• **Stated problem**:
Make an exact copy of all the entries below, with the pictures left out.

(Stored data)
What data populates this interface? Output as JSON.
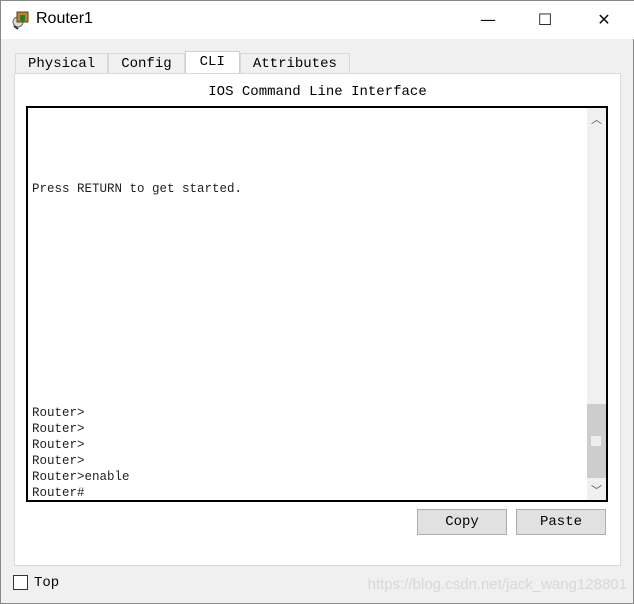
{
  "window": {
    "title": "Router1",
    "icon": "router-icon",
    "minimize": "—",
    "maximize": "☐",
    "close": "✕"
  },
  "tabs": [
    {
      "label": "Physical"
    },
    {
      "label": "Config"
    },
    {
      "label": "CLI",
      "active": true
    },
    {
      "label": "Attributes"
    }
  ],
  "cli": {
    "heading": "IOS Command Line Interface",
    "lines": [
      "Press RETURN to get started.",
      "Router>",
      "Router>",
      "Router>",
      "Router>",
      "Router>enable",
      "Router#"
    ]
  },
  "buttons": {
    "copy": "Copy",
    "paste": "Paste"
  },
  "footer": {
    "top_label": "Top",
    "top_checked": false
  },
  "watermark": "https://blog.csdn.net/jack_wang128801"
}
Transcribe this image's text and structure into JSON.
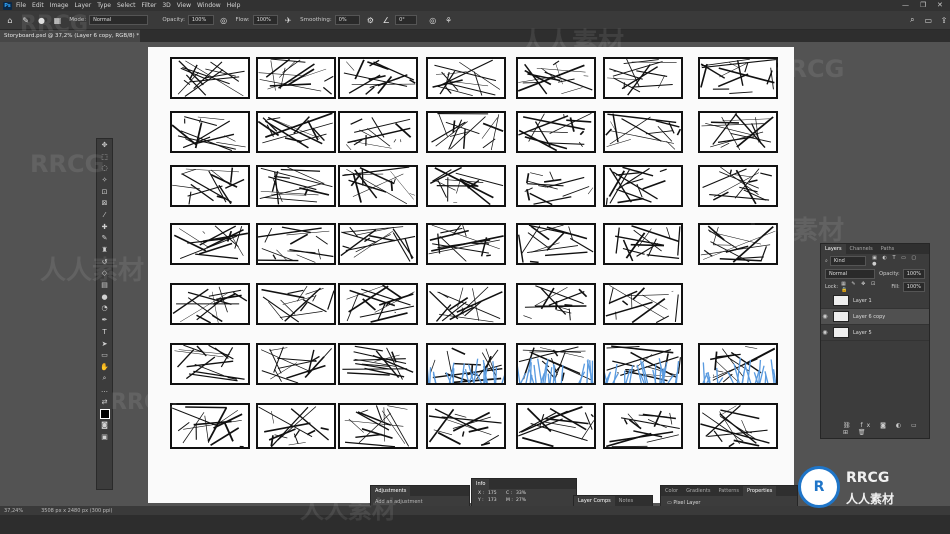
{
  "menubar": {
    "items": [
      "File",
      "Edit",
      "Image",
      "Layer",
      "Type",
      "Select",
      "Filter",
      "3D",
      "View",
      "Window",
      "Help"
    ]
  },
  "options": {
    "mode_label": "Mode:",
    "mode_value": "Normal",
    "opacity_label": "Opacity:",
    "opacity_value": "100%",
    "flow_label": "Flow:",
    "flow_value": "100%",
    "smoothing_label": "Smoothing:",
    "smoothing_value": "0%",
    "angle_value": "0°"
  },
  "document": {
    "tab_title": "Storyboard.psd @ 37,2% (Layer 6 copy, RGB/8) *"
  },
  "tools": [
    "move-icon",
    "marquee-icon",
    "lasso-icon",
    "magic-wand-icon",
    "crop-icon",
    "frame-icon",
    "eyedropper-icon",
    "healing-icon",
    "brush-icon",
    "stamp-icon",
    "history-brush-icon",
    "eraser-icon",
    "gradient-icon",
    "blur-icon",
    "dodge-icon",
    "pen-icon",
    "type-icon",
    "path-select-icon",
    "shape-icon",
    "hand-icon",
    "zoom-icon",
    "more-tools-icon",
    "swap-colors-icon",
    "foreground-color-icon",
    "quick-mask-icon",
    "screen-mode-icon"
  ],
  "layers_panel": {
    "tabs": [
      "Layers",
      "Channels",
      "Paths"
    ],
    "kind_label": "Kind",
    "blend_mode": "Normal",
    "opacity_label": "Opacity:",
    "opacity_value": "100%",
    "lock_label": "Lock:",
    "fill_label": "Fill:",
    "fill_value": "100%",
    "layers": [
      {
        "name": "Layer 1",
        "visible": false,
        "selected": false
      },
      {
        "name": "Layer 6 copy",
        "visible": true,
        "selected": true
      },
      {
        "name": "Layer 5",
        "visible": true,
        "selected": false
      }
    ]
  },
  "adjustments_panel": {
    "title": "Adjustments",
    "hint": "Add an adjustment"
  },
  "info_panel": {
    "title": "Info",
    "x_label": "X :",
    "x_value": "175",
    "y_label": "Y :",
    "y_value": "173",
    "c_label": "C :",
    "c_value": "33%",
    "m_label": "M :",
    "m_value": "27%"
  },
  "comps_panel": {
    "tabs": [
      "Layer Comps",
      "Notes"
    ]
  },
  "properties_panel": {
    "tabs": [
      "Color",
      "Gradients",
      "Patterns",
      "Properties"
    ],
    "row_label": "Pixel Layer"
  },
  "status": {
    "zoom": "37,24%",
    "doc_info": "3508 px x 2480 px (300 ppi)"
  },
  "watermark": {
    "latin": "RRCG",
    "cjk": "人人素材"
  },
  "brand": {
    "name": "RRCG",
    "sub": "人人素材",
    "accent": "#1f75c8"
  },
  "colors": {
    "blue_sketch": "#5a9be0",
    "ink": "#111111"
  }
}
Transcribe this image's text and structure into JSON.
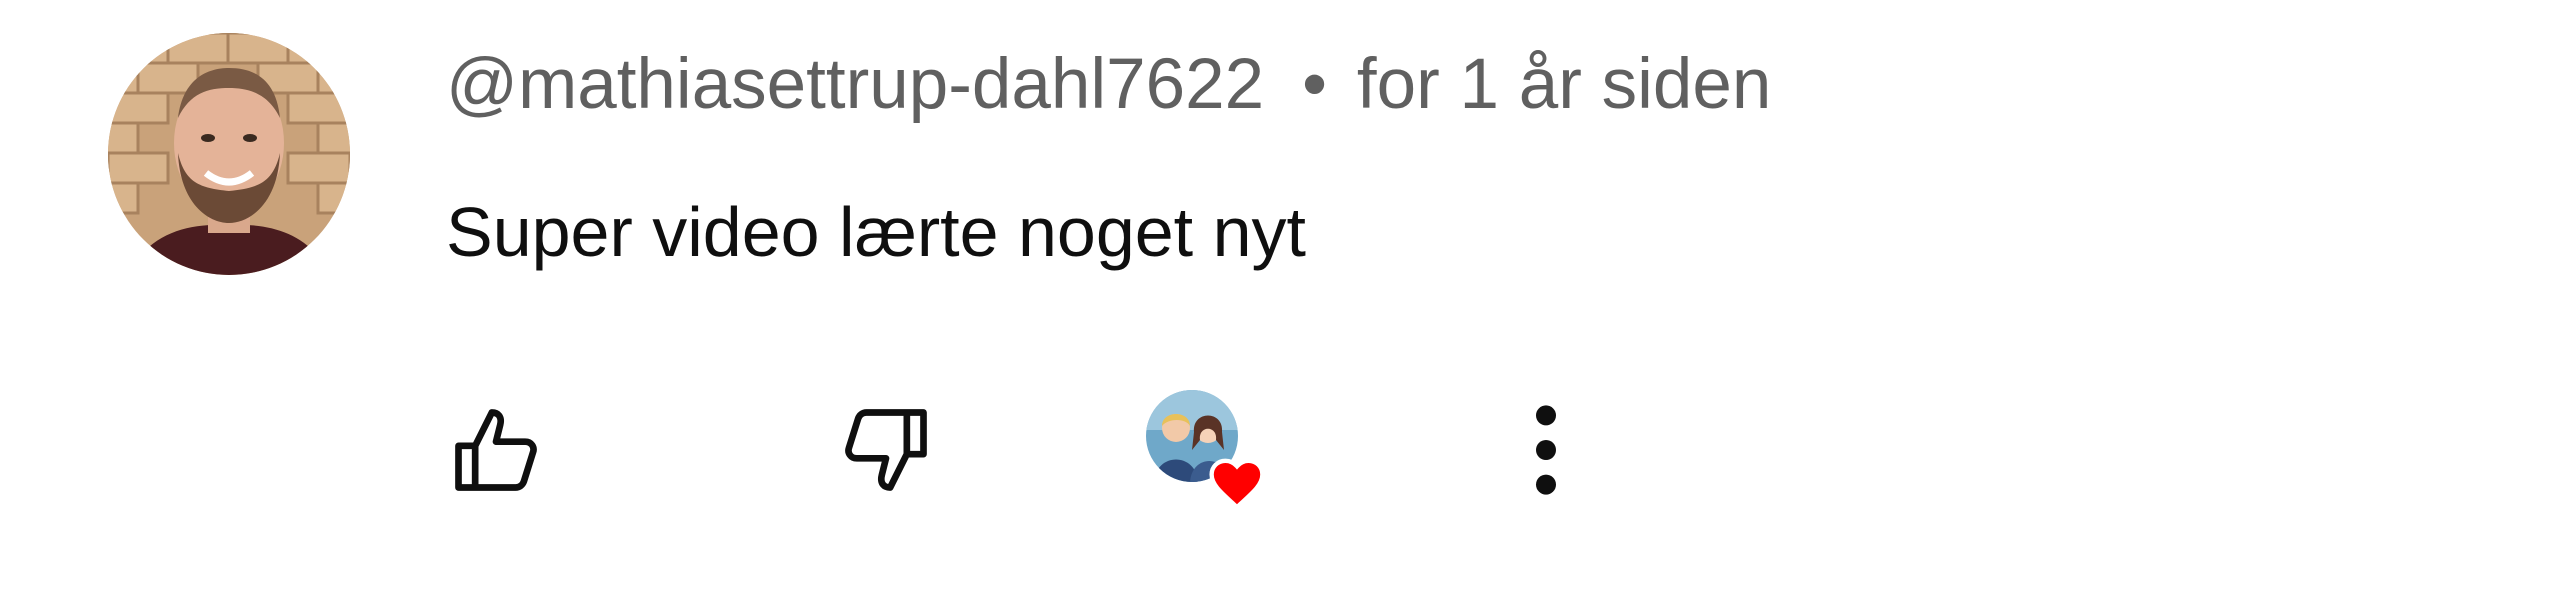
{
  "comment": {
    "author": "@mathiasettrup-dahl7622",
    "separator": "•",
    "timestamp": "for 1 år siden",
    "text": "Super video lærte noget nyt",
    "avatar_icon": "user-avatar-photo",
    "actions": {
      "like_icon": "thumbs-up-icon",
      "dislike_icon": "thumbs-down-icon",
      "creator_heart_icon": "creator-heart-icon",
      "more_icon": "more-vert-icon"
    },
    "colors": {
      "author_meta": "#606060",
      "text": "#0f0f0f",
      "heart": "#ff0000"
    }
  }
}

• **Problem solution**:
What data populates this interface? Output as JSON.
{
  "window": {
    "title": "Router1",
    "icon": "router-icon",
    "minimize": "—",
    "maximize": "☐",
    "close": "✕"
  },
  "tabs": [
    {
      "label": "Physical"
    },
    {
      "label": "Config"
    },
    {
      "label": "CLI",
      "active": true
    },
    {
      "label": "Attributes"
    }
  ],
  "cli": {
    "heading": "IOS Command Line Interface",
    "lines": [
      "Press RETURN to get started.",
      "Router>",
      "Router>",
      "Router>",
      "Router>",
      "Router>enable",
      "Router#"
    ]
  },
  "buttons": {
    "copy": "Copy",
    "paste": "Paste"
  },
  "footer": {
    "top_label": "Top",
    "top_checked": false
  },
  "watermark": "https://blog.csdn.net/jack_wang128801"
}
Transcribe this image's text and structure into JSON.
{
  "menubar": {
    "items": [
      "File",
      "Edit",
      "Image",
      "Layer",
      "Type",
      "Select",
      "Filter",
      "3D",
      "View",
      "Window",
      "Help"
    ]
  },
  "options": {
    "mode_label": "Mode:",
    "mode_value": "Normal",
    "opacity_label": "Opacity:",
    "opacity_value": "100%",
    "flow_label": "Flow:",
    "flow_value": "100%",
    "smoothing_label": "Smoothing:",
    "smoothing_value": "0%",
    "angle_value": "0°"
  },
  "document": {
    "tab_title": "Storyboard.psd @ 37,2% (Layer 6 copy, RGB/8) *"
  },
  "tools": [
    "move-icon",
    "marquee-icon",
    "lasso-icon",
    "magic-wand-icon",
    "crop-icon",
    "frame-icon",
    "eyedropper-icon",
    "healing-icon",
    "brush-icon",
    "stamp-icon",
    "history-brush-icon",
    "eraser-icon",
    "gradient-icon",
    "blur-icon",
    "dodge-icon",
    "pen-icon",
    "type-icon",
    "path-select-icon",
    "shape-icon",
    "hand-icon",
    "zoom-icon",
    "more-tools-icon",
    "swap-colors-icon",
    "foreground-color-icon",
    "quick-mask-icon",
    "screen-mode-icon"
  ],
  "layers_panel": {
    "tabs": [
      "Layers",
      "Channels",
      "Paths"
    ],
    "kind_label": "Kind",
    "blend_mode": "Normal",
    "opacity_label": "Opacity:",
    "opacity_value": "100%",
    "lock_label": "Lock:",
    "fill_label": "Fill:",
    "fill_value": "100%",
    "layers": [
      {
        "name": "Layer 1",
        "visible": false,
        "selected": false
      },
      {
        "name": "Layer 6 copy",
        "visible": true,
        "selected": true
      },
      {
        "name": "Layer 5",
        "visible": true,
        "selected": false
      }
    ]
  },
  "adjustments_panel": {
    "title": "Adjustments",
    "hint": "Add an adjustment"
  },
  "info_panel": {
    "title": "Info",
    "x_label": "X :",
    "x_value": "175",
    "y_label": "Y :",
    "y_value": "173",
    "c_label": "C :",
    "c_value": "33%",
    "m_label": "M :",
    "m_value": "27%"
  },
  "comps_panel": {
    "tabs": [
      "Layer Comps",
      "Notes"
    ]
  },
  "properties_panel": {
    "tabs": [
      "Color",
      "Gradients",
      "Patterns",
      "Properties"
    ],
    "row_label": "Pixel Layer"
  },
  "status": {
    "zoom": "37,24%",
    "doc_info": "3508 px x 2480 px (300 ppi)"
  },
  "watermark": {
    "latin": "RRCG",
    "cjk": "人人素材"
  },
  "brand": {
    "name": "RRCG",
    "sub": "人人素材",
    "accent": "#1f75c8"
  },
  "colors": {
    "blue_sketch": "#5a9be0",
    "ink": "#111111"
  }
}
Transcribe this image's text and structure into JSON.
{
  "comment": {
    "author": "@mathiasettrup-dahl7622",
    "separator": "•",
    "timestamp": "for 1 år siden",
    "text": "Super video lærte noget nyt",
    "avatar_icon": "user-avatar-photo",
    "actions": {
      "like_icon": "thumbs-up-icon",
      "dislike_icon": "thumbs-down-icon",
      "creator_heart_icon": "creator-heart-icon",
      "more_icon": "more-vert-icon"
    },
    "colors": {
      "author_meta": "#606060",
      "text": "#0f0f0f",
      "heart": "#ff0000"
    }
  }
}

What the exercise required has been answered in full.